Work to complete:
Keep only the lines of the data below that contain "tián", and copy them.

Supplied information:
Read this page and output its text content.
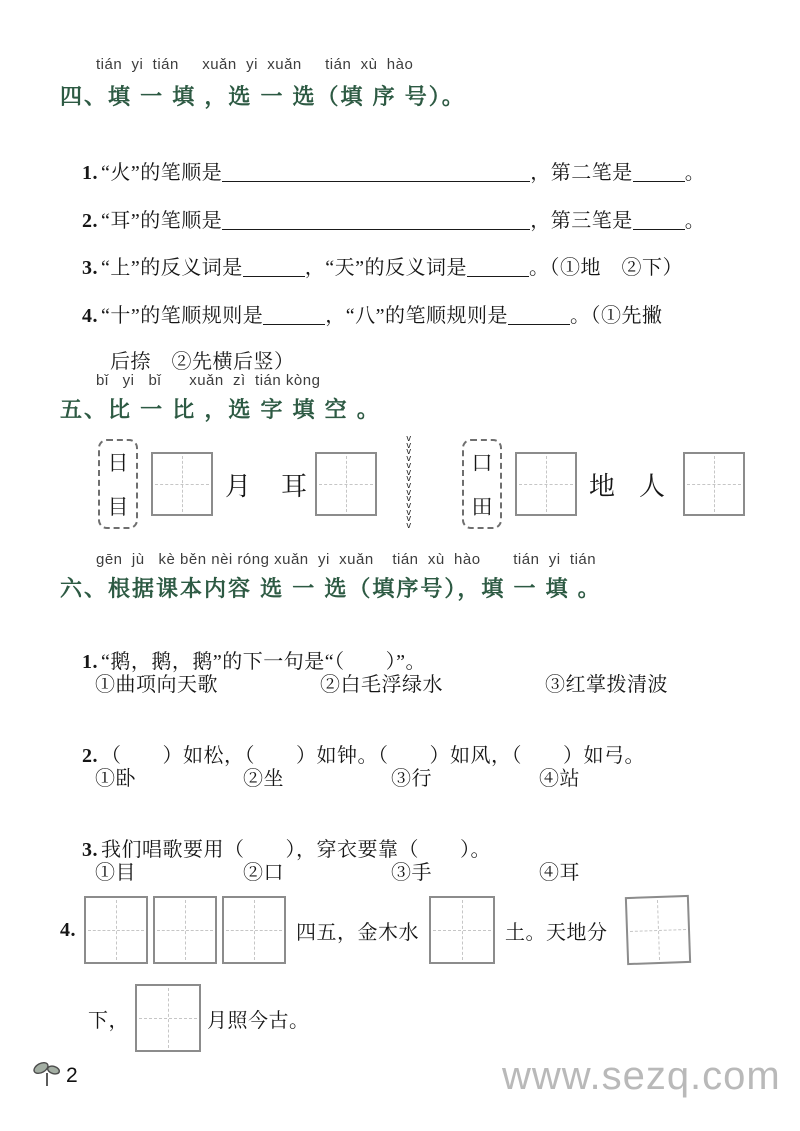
tián  yi  tián     xuǎn  yi  xuǎn     tián  xù  hào
四、填 一 填 ，选 一 选（填 序 号）。

1. “火”的笔顺是	，第二笔是	。

2. “耳”的笔顺是	，第三笔是	。

3. “上”的反义词是	，“天”的反义词是	。（①地　②下）

4. “十”的笔顺规则是	，“八”的笔顺规则是	。（①先撇

后捺　②先横后竖）

bǐ   yi   bǐ      xuǎn  zì  tián kòng
五、比 一 比 ，选 字 填 空 。
日
目
月 耳
vvvvvvvvvvvvvv
口
田
地 人
gēn  jù   kè běn nèi róng xuǎn  yi  xuǎn    tián  xù  hào       tián  yi  tián
六、根据课本内容 选 一 选（填序号），填 一 填 。

1. “鹅，鹅，鹅”的下一句是“（　　）”。

①曲项向天歌	②白毛浮绿水	③红掌拨清波

2. （　　）如松，（　　）如钟。（　　）如风，（　　）如弓。

①卧	②坐	③行	④站

3. 我们唱歌要用（　　），穿衣要靠（　　）。

①目	②口	③手	④耳
4.	四五，金木水	土。天地分
下，	月照今古。
2	www.sezq.com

Answer below:
tián  yi  tián     xuǎn  yi  xuǎn     tián  xù  hào
bǐ   yi   bǐ      xuǎn  zì  tián kòng
gēn  jù   kè běn nèi róng xuǎn  yi  xuǎn    tián  xù  hào       tián  yi  tián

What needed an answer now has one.